- [Your instructions] Without the pictures, write out all the lines below exactly as they appear.

- [Data provided]
- - - - - - -
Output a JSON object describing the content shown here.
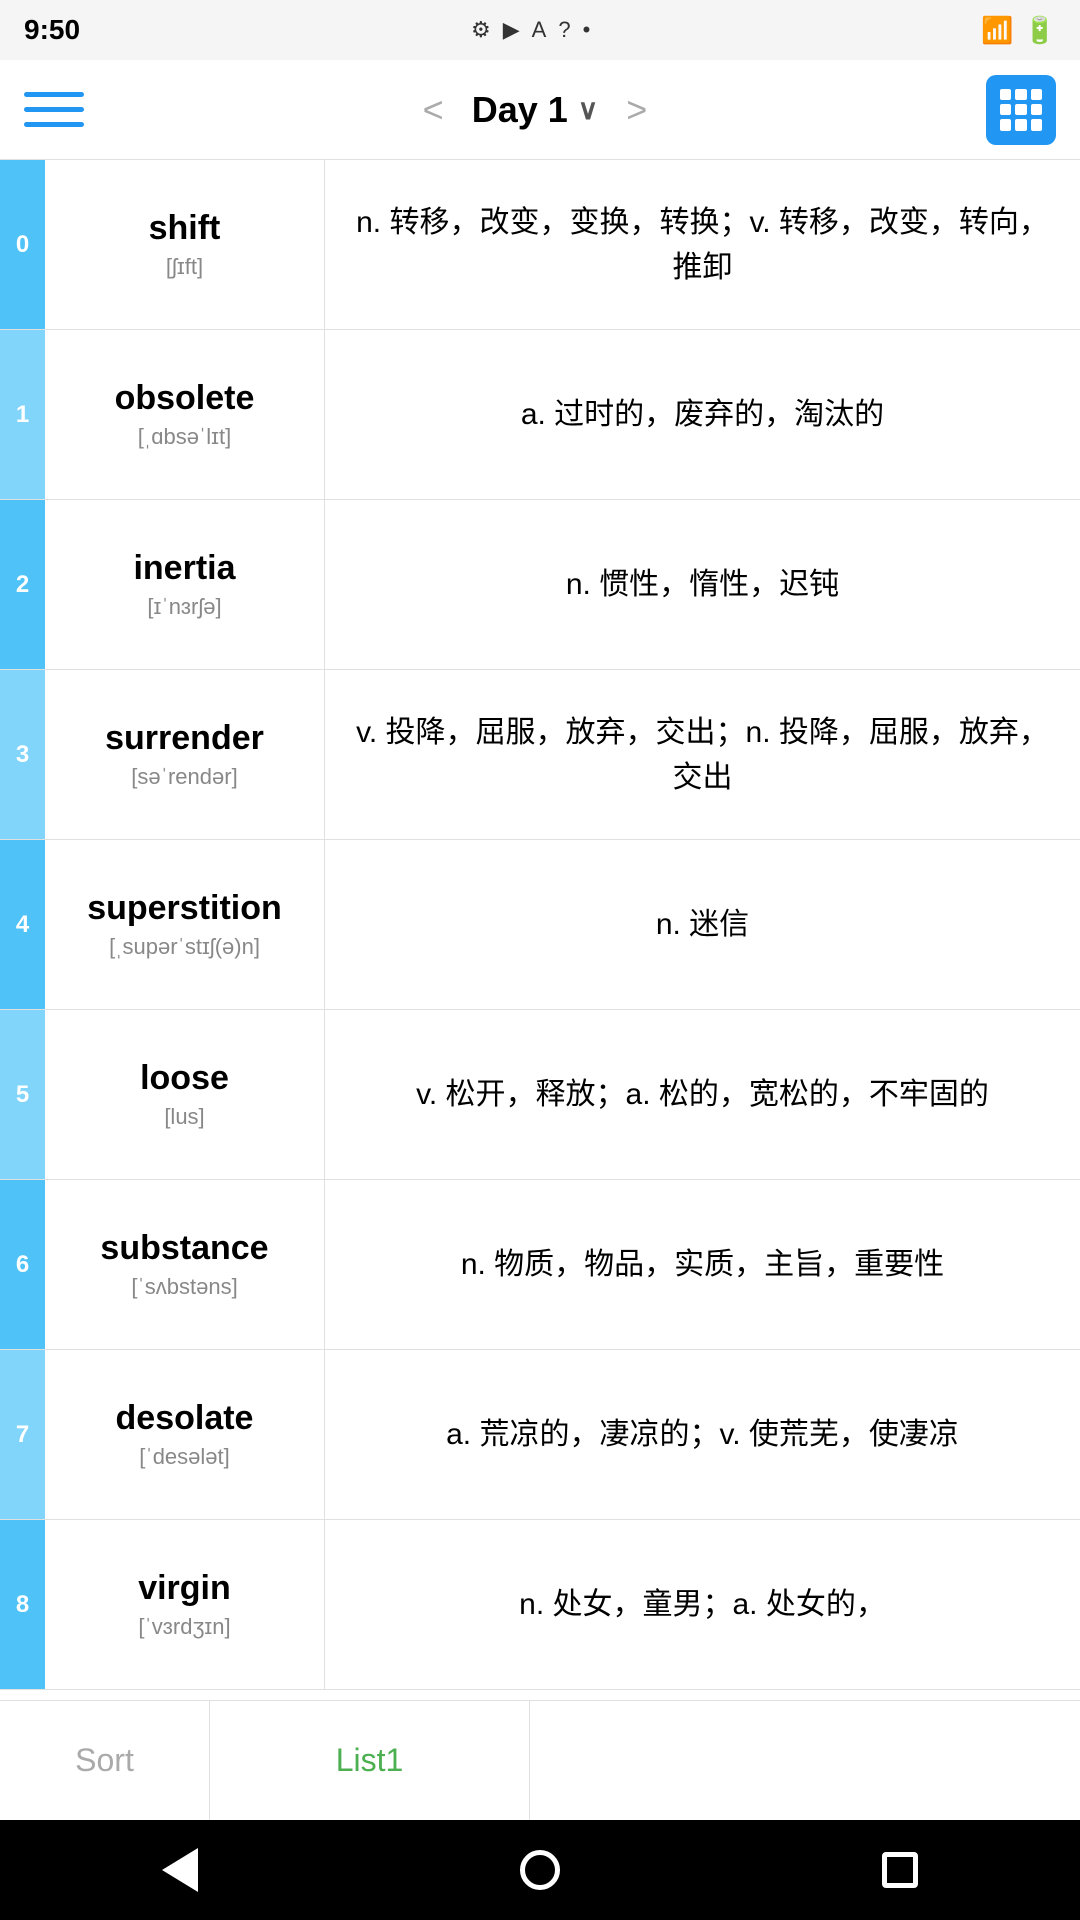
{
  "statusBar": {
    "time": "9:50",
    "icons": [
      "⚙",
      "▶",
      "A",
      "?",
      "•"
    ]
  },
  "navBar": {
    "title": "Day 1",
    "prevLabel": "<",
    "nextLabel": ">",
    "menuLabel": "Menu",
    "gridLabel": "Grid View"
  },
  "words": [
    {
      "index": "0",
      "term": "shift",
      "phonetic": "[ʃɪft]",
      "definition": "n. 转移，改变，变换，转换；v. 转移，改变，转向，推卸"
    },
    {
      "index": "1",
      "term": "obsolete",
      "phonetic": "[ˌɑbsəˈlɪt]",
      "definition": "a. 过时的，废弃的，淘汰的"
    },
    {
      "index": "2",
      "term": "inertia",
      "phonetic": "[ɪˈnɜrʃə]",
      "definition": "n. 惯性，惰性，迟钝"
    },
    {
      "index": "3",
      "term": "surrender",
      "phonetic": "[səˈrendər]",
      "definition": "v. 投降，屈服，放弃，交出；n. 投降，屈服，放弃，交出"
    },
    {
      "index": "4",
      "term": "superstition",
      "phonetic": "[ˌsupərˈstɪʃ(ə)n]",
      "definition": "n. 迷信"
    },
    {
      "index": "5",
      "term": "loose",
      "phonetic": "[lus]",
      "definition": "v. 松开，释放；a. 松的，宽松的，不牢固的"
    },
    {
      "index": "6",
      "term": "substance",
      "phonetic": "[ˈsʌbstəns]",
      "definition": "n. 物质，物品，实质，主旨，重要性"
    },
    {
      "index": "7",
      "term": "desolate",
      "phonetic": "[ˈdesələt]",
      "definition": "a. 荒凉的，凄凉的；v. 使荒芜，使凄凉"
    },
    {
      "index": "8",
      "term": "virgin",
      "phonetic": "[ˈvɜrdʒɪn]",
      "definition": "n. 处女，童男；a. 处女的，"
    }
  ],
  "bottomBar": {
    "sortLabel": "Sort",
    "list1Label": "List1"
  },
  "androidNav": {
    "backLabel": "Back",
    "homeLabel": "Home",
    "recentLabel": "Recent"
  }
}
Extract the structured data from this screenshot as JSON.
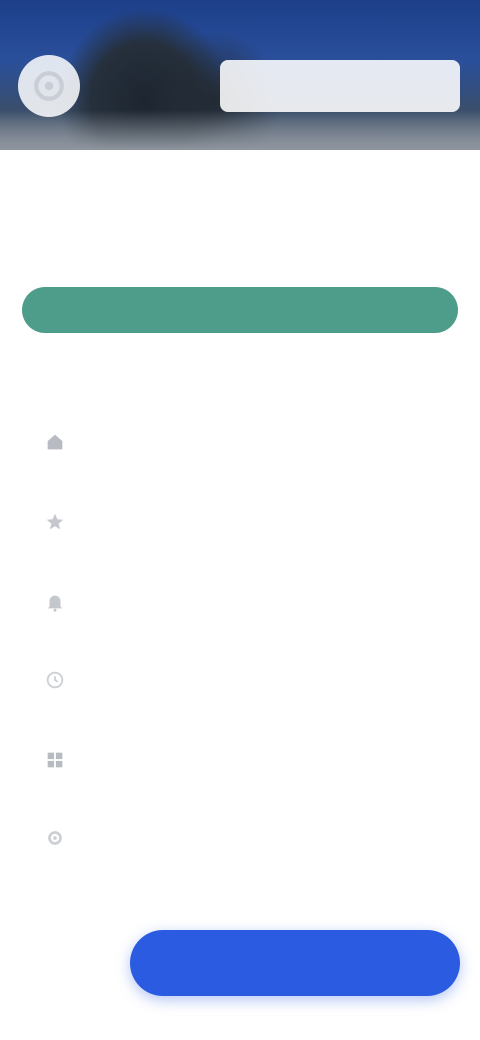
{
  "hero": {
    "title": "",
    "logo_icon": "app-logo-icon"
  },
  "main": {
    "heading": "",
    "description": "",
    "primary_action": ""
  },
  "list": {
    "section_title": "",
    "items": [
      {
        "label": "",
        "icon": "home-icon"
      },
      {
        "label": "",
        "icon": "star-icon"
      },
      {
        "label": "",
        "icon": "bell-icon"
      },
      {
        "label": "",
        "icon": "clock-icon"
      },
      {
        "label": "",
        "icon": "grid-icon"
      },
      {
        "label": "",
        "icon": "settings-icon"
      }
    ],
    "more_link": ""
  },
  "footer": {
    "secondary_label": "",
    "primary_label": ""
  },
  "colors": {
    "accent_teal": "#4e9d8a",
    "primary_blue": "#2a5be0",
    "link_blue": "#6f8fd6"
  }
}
- - - - - - -
- [Final result]
Output a JSON object describing the content shown here.
{
  "statusBar": {
    "time": "9:50",
    "icons": [
      "⚙",
      "▶",
      "A",
      "?",
      "•"
    ]
  },
  "navBar": {
    "title": "Day 1",
    "prevLabel": "<",
    "nextLabel": ">",
    "menuLabel": "Menu",
    "gridLabel": "Grid View"
  },
  "words": [
    {
      "index": "0",
      "term": "shift",
      "phonetic": "[ʃɪft]",
      "definition": "n. 转移，改变，变换，转换；v. 转移，改变，转向，推卸"
    },
    {
      "index": "1",
      "term": "obsolete",
      "phonetic": "[ˌɑbsəˈlɪt]",
      "definition": "a. 过时的，废弃的，淘汰的"
    },
    {
      "index": "2",
      "term": "inertia",
      "phonetic": "[ɪˈnɜrʃə]",
      "definition": "n. 惯性，惰性，迟钝"
    },
    {
      "index": "3",
      "term": "surrender",
      "phonetic": "[səˈrendər]",
      "definition": "v. 投降，屈服，放弃，交出；n. 投降，屈服，放弃，交出"
    },
    {
      "index": "4",
      "term": "superstition",
      "phonetic": "[ˌsupərˈstɪʃ(ə)n]",
      "definition": "n. 迷信"
    },
    {
      "index": "5",
      "term": "loose",
      "phonetic": "[lus]",
      "definition": "v. 松开，释放；a. 松的，宽松的，不牢固的"
    },
    {
      "index": "6",
      "term": "substance",
      "phonetic": "[ˈsʌbstəns]",
      "definition": "n. 物质，物品，实质，主旨，重要性"
    },
    {
      "index": "7",
      "term": "desolate",
      "phonetic": "[ˈdesələt]",
      "definition": "a. 荒凉的，凄凉的；v. 使荒芜，使凄凉"
    },
    {
      "index": "8",
      "term": "virgin",
      "phonetic": "[ˈvɜrdʒɪn]",
      "definition": "n. 处女，童男；a. 处女的，"
    }
  ],
  "bottomBar": {
    "sortLabel": "Sort",
    "list1Label": "List1"
  },
  "androidNav": {
    "backLabel": "Back",
    "homeLabel": "Home",
    "recentLabel": "Recent"
  }
}
Extract the structured data from this screenshot as JSON.
{
  "hero": {
    "title": "",
    "logo_icon": "app-logo-icon"
  },
  "main": {
    "heading": "",
    "description": "",
    "primary_action": ""
  },
  "list": {
    "section_title": "",
    "items": [
      {
        "label": "",
        "icon": "home-icon"
      },
      {
        "label": "",
        "icon": "star-icon"
      },
      {
        "label": "",
        "icon": "bell-icon"
      },
      {
        "label": "",
        "icon": "clock-icon"
      },
      {
        "label": "",
        "icon": "grid-icon"
      },
      {
        "label": "",
        "icon": "settings-icon"
      }
    ],
    "more_link": ""
  },
  "footer": {
    "secondary_label": "",
    "primary_label": ""
  },
  "colors": {
    "accent_teal": "#4e9d8a",
    "primary_blue": "#2a5be0",
    "link_blue": "#6f8fd6"
  }
}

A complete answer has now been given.